Excerpts from a figure dataset
┄┄┄┄┄┄

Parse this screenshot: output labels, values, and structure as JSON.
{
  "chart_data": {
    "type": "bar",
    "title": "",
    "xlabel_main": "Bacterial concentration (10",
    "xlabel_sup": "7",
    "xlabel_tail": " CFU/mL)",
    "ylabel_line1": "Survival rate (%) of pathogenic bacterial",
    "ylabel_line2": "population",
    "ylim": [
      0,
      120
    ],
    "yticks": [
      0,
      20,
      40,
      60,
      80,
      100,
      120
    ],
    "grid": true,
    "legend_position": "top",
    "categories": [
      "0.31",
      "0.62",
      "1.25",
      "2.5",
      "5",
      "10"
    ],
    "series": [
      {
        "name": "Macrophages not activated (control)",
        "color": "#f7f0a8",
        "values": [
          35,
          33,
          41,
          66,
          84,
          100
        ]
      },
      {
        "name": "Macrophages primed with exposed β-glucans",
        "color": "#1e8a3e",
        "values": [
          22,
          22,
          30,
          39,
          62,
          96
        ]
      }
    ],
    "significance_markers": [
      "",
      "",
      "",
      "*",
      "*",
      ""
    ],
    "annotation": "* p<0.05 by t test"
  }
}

┄┄┄┄┄┄

▶ **Exercise description**
Count the lines in these records that hold the string "Macrophages". Only the number is wanted.

▶ **Task response**
2